▸ **Requirements**
Exactly as written, please set down all of the entries again, with no pictures.

▸ **Dataset extract**

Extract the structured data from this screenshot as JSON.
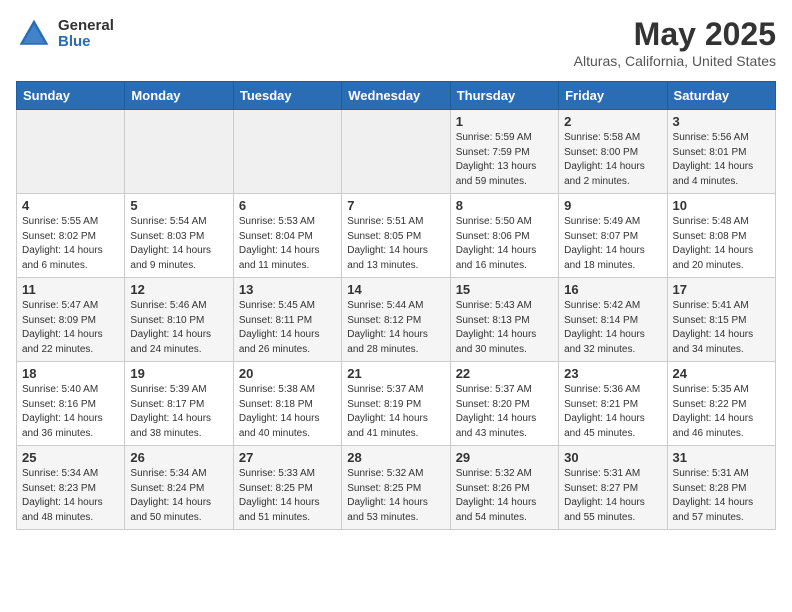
{
  "logo": {
    "general": "General",
    "blue": "Blue"
  },
  "title": "May 2025",
  "location": "Alturas, California, United States",
  "days_of_week": [
    "Sunday",
    "Monday",
    "Tuesday",
    "Wednesday",
    "Thursday",
    "Friday",
    "Saturday"
  ],
  "weeks": [
    [
      {
        "day": "",
        "empty": true
      },
      {
        "day": "",
        "empty": true
      },
      {
        "day": "",
        "empty": true
      },
      {
        "day": "",
        "empty": true
      },
      {
        "day": "1",
        "sunrise": "Sunrise: 5:59 AM",
        "sunset": "Sunset: 7:59 PM",
        "daylight": "Daylight: 13 hours and 59 minutes."
      },
      {
        "day": "2",
        "sunrise": "Sunrise: 5:58 AM",
        "sunset": "Sunset: 8:00 PM",
        "daylight": "Daylight: 14 hours and 2 minutes."
      },
      {
        "day": "3",
        "sunrise": "Sunrise: 5:56 AM",
        "sunset": "Sunset: 8:01 PM",
        "daylight": "Daylight: 14 hours and 4 minutes."
      }
    ],
    [
      {
        "day": "4",
        "sunrise": "Sunrise: 5:55 AM",
        "sunset": "Sunset: 8:02 PM",
        "daylight": "Daylight: 14 hours and 6 minutes."
      },
      {
        "day": "5",
        "sunrise": "Sunrise: 5:54 AM",
        "sunset": "Sunset: 8:03 PM",
        "daylight": "Daylight: 14 hours and 9 minutes."
      },
      {
        "day": "6",
        "sunrise": "Sunrise: 5:53 AM",
        "sunset": "Sunset: 8:04 PM",
        "daylight": "Daylight: 14 hours and 11 minutes."
      },
      {
        "day": "7",
        "sunrise": "Sunrise: 5:51 AM",
        "sunset": "Sunset: 8:05 PM",
        "daylight": "Daylight: 14 hours and 13 minutes."
      },
      {
        "day": "8",
        "sunrise": "Sunrise: 5:50 AM",
        "sunset": "Sunset: 8:06 PM",
        "daylight": "Daylight: 14 hours and 16 minutes."
      },
      {
        "day": "9",
        "sunrise": "Sunrise: 5:49 AM",
        "sunset": "Sunset: 8:07 PM",
        "daylight": "Daylight: 14 hours and 18 minutes."
      },
      {
        "day": "10",
        "sunrise": "Sunrise: 5:48 AM",
        "sunset": "Sunset: 8:08 PM",
        "daylight": "Daylight: 14 hours and 20 minutes."
      }
    ],
    [
      {
        "day": "11",
        "sunrise": "Sunrise: 5:47 AM",
        "sunset": "Sunset: 8:09 PM",
        "daylight": "Daylight: 14 hours and 22 minutes."
      },
      {
        "day": "12",
        "sunrise": "Sunrise: 5:46 AM",
        "sunset": "Sunset: 8:10 PM",
        "daylight": "Daylight: 14 hours and 24 minutes."
      },
      {
        "day": "13",
        "sunrise": "Sunrise: 5:45 AM",
        "sunset": "Sunset: 8:11 PM",
        "daylight": "Daylight: 14 hours and 26 minutes."
      },
      {
        "day": "14",
        "sunrise": "Sunrise: 5:44 AM",
        "sunset": "Sunset: 8:12 PM",
        "daylight": "Daylight: 14 hours and 28 minutes."
      },
      {
        "day": "15",
        "sunrise": "Sunrise: 5:43 AM",
        "sunset": "Sunset: 8:13 PM",
        "daylight": "Daylight: 14 hours and 30 minutes."
      },
      {
        "day": "16",
        "sunrise": "Sunrise: 5:42 AM",
        "sunset": "Sunset: 8:14 PM",
        "daylight": "Daylight: 14 hours and 32 minutes."
      },
      {
        "day": "17",
        "sunrise": "Sunrise: 5:41 AM",
        "sunset": "Sunset: 8:15 PM",
        "daylight": "Daylight: 14 hours and 34 minutes."
      }
    ],
    [
      {
        "day": "18",
        "sunrise": "Sunrise: 5:40 AM",
        "sunset": "Sunset: 8:16 PM",
        "daylight": "Daylight: 14 hours and 36 minutes."
      },
      {
        "day": "19",
        "sunrise": "Sunrise: 5:39 AM",
        "sunset": "Sunset: 8:17 PM",
        "daylight": "Daylight: 14 hours and 38 minutes."
      },
      {
        "day": "20",
        "sunrise": "Sunrise: 5:38 AM",
        "sunset": "Sunset: 8:18 PM",
        "daylight": "Daylight: 14 hours and 40 minutes."
      },
      {
        "day": "21",
        "sunrise": "Sunrise: 5:37 AM",
        "sunset": "Sunset: 8:19 PM",
        "daylight": "Daylight: 14 hours and 41 minutes."
      },
      {
        "day": "22",
        "sunrise": "Sunrise: 5:37 AM",
        "sunset": "Sunset: 8:20 PM",
        "daylight": "Daylight: 14 hours and 43 minutes."
      },
      {
        "day": "23",
        "sunrise": "Sunrise: 5:36 AM",
        "sunset": "Sunset: 8:21 PM",
        "daylight": "Daylight: 14 hours and 45 minutes."
      },
      {
        "day": "24",
        "sunrise": "Sunrise: 5:35 AM",
        "sunset": "Sunset: 8:22 PM",
        "daylight": "Daylight: 14 hours and 46 minutes."
      }
    ],
    [
      {
        "day": "25",
        "sunrise": "Sunrise: 5:34 AM",
        "sunset": "Sunset: 8:23 PM",
        "daylight": "Daylight: 14 hours and 48 minutes."
      },
      {
        "day": "26",
        "sunrise": "Sunrise: 5:34 AM",
        "sunset": "Sunset: 8:24 PM",
        "daylight": "Daylight: 14 hours and 50 minutes."
      },
      {
        "day": "27",
        "sunrise": "Sunrise: 5:33 AM",
        "sunset": "Sunset: 8:25 PM",
        "daylight": "Daylight: 14 hours and 51 minutes."
      },
      {
        "day": "28",
        "sunrise": "Sunrise: 5:32 AM",
        "sunset": "Sunset: 8:25 PM",
        "daylight": "Daylight: 14 hours and 53 minutes."
      },
      {
        "day": "29",
        "sunrise": "Sunrise: 5:32 AM",
        "sunset": "Sunset: 8:26 PM",
        "daylight": "Daylight: 14 hours and 54 minutes."
      },
      {
        "day": "30",
        "sunrise": "Sunrise: 5:31 AM",
        "sunset": "Sunset: 8:27 PM",
        "daylight": "Daylight: 14 hours and 55 minutes."
      },
      {
        "day": "31",
        "sunrise": "Sunrise: 5:31 AM",
        "sunset": "Sunset: 8:28 PM",
        "daylight": "Daylight: 14 hours and 57 minutes."
      }
    ]
  ]
}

▸ **Answer to this exercise**
Extract the structured data from this screenshot as JSON.
{
  "logo": {
    "general": "General",
    "blue": "Blue"
  },
  "title": "May 2025",
  "location": "Alturas, California, United States",
  "days_of_week": [
    "Sunday",
    "Monday",
    "Tuesday",
    "Wednesday",
    "Thursday",
    "Friday",
    "Saturday"
  ],
  "weeks": [
    [
      {
        "day": "",
        "empty": true
      },
      {
        "day": "",
        "empty": true
      },
      {
        "day": "",
        "empty": true
      },
      {
        "day": "",
        "empty": true
      },
      {
        "day": "1",
        "sunrise": "Sunrise: 5:59 AM",
        "sunset": "Sunset: 7:59 PM",
        "daylight": "Daylight: 13 hours and 59 minutes."
      },
      {
        "day": "2",
        "sunrise": "Sunrise: 5:58 AM",
        "sunset": "Sunset: 8:00 PM",
        "daylight": "Daylight: 14 hours and 2 minutes."
      },
      {
        "day": "3",
        "sunrise": "Sunrise: 5:56 AM",
        "sunset": "Sunset: 8:01 PM",
        "daylight": "Daylight: 14 hours and 4 minutes."
      }
    ],
    [
      {
        "day": "4",
        "sunrise": "Sunrise: 5:55 AM",
        "sunset": "Sunset: 8:02 PM",
        "daylight": "Daylight: 14 hours and 6 minutes."
      },
      {
        "day": "5",
        "sunrise": "Sunrise: 5:54 AM",
        "sunset": "Sunset: 8:03 PM",
        "daylight": "Daylight: 14 hours and 9 minutes."
      },
      {
        "day": "6",
        "sunrise": "Sunrise: 5:53 AM",
        "sunset": "Sunset: 8:04 PM",
        "daylight": "Daylight: 14 hours and 11 minutes."
      },
      {
        "day": "7",
        "sunrise": "Sunrise: 5:51 AM",
        "sunset": "Sunset: 8:05 PM",
        "daylight": "Daylight: 14 hours and 13 minutes."
      },
      {
        "day": "8",
        "sunrise": "Sunrise: 5:50 AM",
        "sunset": "Sunset: 8:06 PM",
        "daylight": "Daylight: 14 hours and 16 minutes."
      },
      {
        "day": "9",
        "sunrise": "Sunrise: 5:49 AM",
        "sunset": "Sunset: 8:07 PM",
        "daylight": "Daylight: 14 hours and 18 minutes."
      },
      {
        "day": "10",
        "sunrise": "Sunrise: 5:48 AM",
        "sunset": "Sunset: 8:08 PM",
        "daylight": "Daylight: 14 hours and 20 minutes."
      }
    ],
    [
      {
        "day": "11",
        "sunrise": "Sunrise: 5:47 AM",
        "sunset": "Sunset: 8:09 PM",
        "daylight": "Daylight: 14 hours and 22 minutes."
      },
      {
        "day": "12",
        "sunrise": "Sunrise: 5:46 AM",
        "sunset": "Sunset: 8:10 PM",
        "daylight": "Daylight: 14 hours and 24 minutes."
      },
      {
        "day": "13",
        "sunrise": "Sunrise: 5:45 AM",
        "sunset": "Sunset: 8:11 PM",
        "daylight": "Daylight: 14 hours and 26 minutes."
      },
      {
        "day": "14",
        "sunrise": "Sunrise: 5:44 AM",
        "sunset": "Sunset: 8:12 PM",
        "daylight": "Daylight: 14 hours and 28 minutes."
      },
      {
        "day": "15",
        "sunrise": "Sunrise: 5:43 AM",
        "sunset": "Sunset: 8:13 PM",
        "daylight": "Daylight: 14 hours and 30 minutes."
      },
      {
        "day": "16",
        "sunrise": "Sunrise: 5:42 AM",
        "sunset": "Sunset: 8:14 PM",
        "daylight": "Daylight: 14 hours and 32 minutes."
      },
      {
        "day": "17",
        "sunrise": "Sunrise: 5:41 AM",
        "sunset": "Sunset: 8:15 PM",
        "daylight": "Daylight: 14 hours and 34 minutes."
      }
    ],
    [
      {
        "day": "18",
        "sunrise": "Sunrise: 5:40 AM",
        "sunset": "Sunset: 8:16 PM",
        "daylight": "Daylight: 14 hours and 36 minutes."
      },
      {
        "day": "19",
        "sunrise": "Sunrise: 5:39 AM",
        "sunset": "Sunset: 8:17 PM",
        "daylight": "Daylight: 14 hours and 38 minutes."
      },
      {
        "day": "20",
        "sunrise": "Sunrise: 5:38 AM",
        "sunset": "Sunset: 8:18 PM",
        "daylight": "Daylight: 14 hours and 40 minutes."
      },
      {
        "day": "21",
        "sunrise": "Sunrise: 5:37 AM",
        "sunset": "Sunset: 8:19 PM",
        "daylight": "Daylight: 14 hours and 41 minutes."
      },
      {
        "day": "22",
        "sunrise": "Sunrise: 5:37 AM",
        "sunset": "Sunset: 8:20 PM",
        "daylight": "Daylight: 14 hours and 43 minutes."
      },
      {
        "day": "23",
        "sunrise": "Sunrise: 5:36 AM",
        "sunset": "Sunset: 8:21 PM",
        "daylight": "Daylight: 14 hours and 45 minutes."
      },
      {
        "day": "24",
        "sunrise": "Sunrise: 5:35 AM",
        "sunset": "Sunset: 8:22 PM",
        "daylight": "Daylight: 14 hours and 46 minutes."
      }
    ],
    [
      {
        "day": "25",
        "sunrise": "Sunrise: 5:34 AM",
        "sunset": "Sunset: 8:23 PM",
        "daylight": "Daylight: 14 hours and 48 minutes."
      },
      {
        "day": "26",
        "sunrise": "Sunrise: 5:34 AM",
        "sunset": "Sunset: 8:24 PM",
        "daylight": "Daylight: 14 hours and 50 minutes."
      },
      {
        "day": "27",
        "sunrise": "Sunrise: 5:33 AM",
        "sunset": "Sunset: 8:25 PM",
        "daylight": "Daylight: 14 hours and 51 minutes."
      },
      {
        "day": "28",
        "sunrise": "Sunrise: 5:32 AM",
        "sunset": "Sunset: 8:25 PM",
        "daylight": "Daylight: 14 hours and 53 minutes."
      },
      {
        "day": "29",
        "sunrise": "Sunrise: 5:32 AM",
        "sunset": "Sunset: 8:26 PM",
        "daylight": "Daylight: 14 hours and 54 minutes."
      },
      {
        "day": "30",
        "sunrise": "Sunrise: 5:31 AM",
        "sunset": "Sunset: 8:27 PM",
        "daylight": "Daylight: 14 hours and 55 minutes."
      },
      {
        "day": "31",
        "sunrise": "Sunrise: 5:31 AM",
        "sunset": "Sunset: 8:28 PM",
        "daylight": "Daylight: 14 hours and 57 minutes."
      }
    ]
  ]
}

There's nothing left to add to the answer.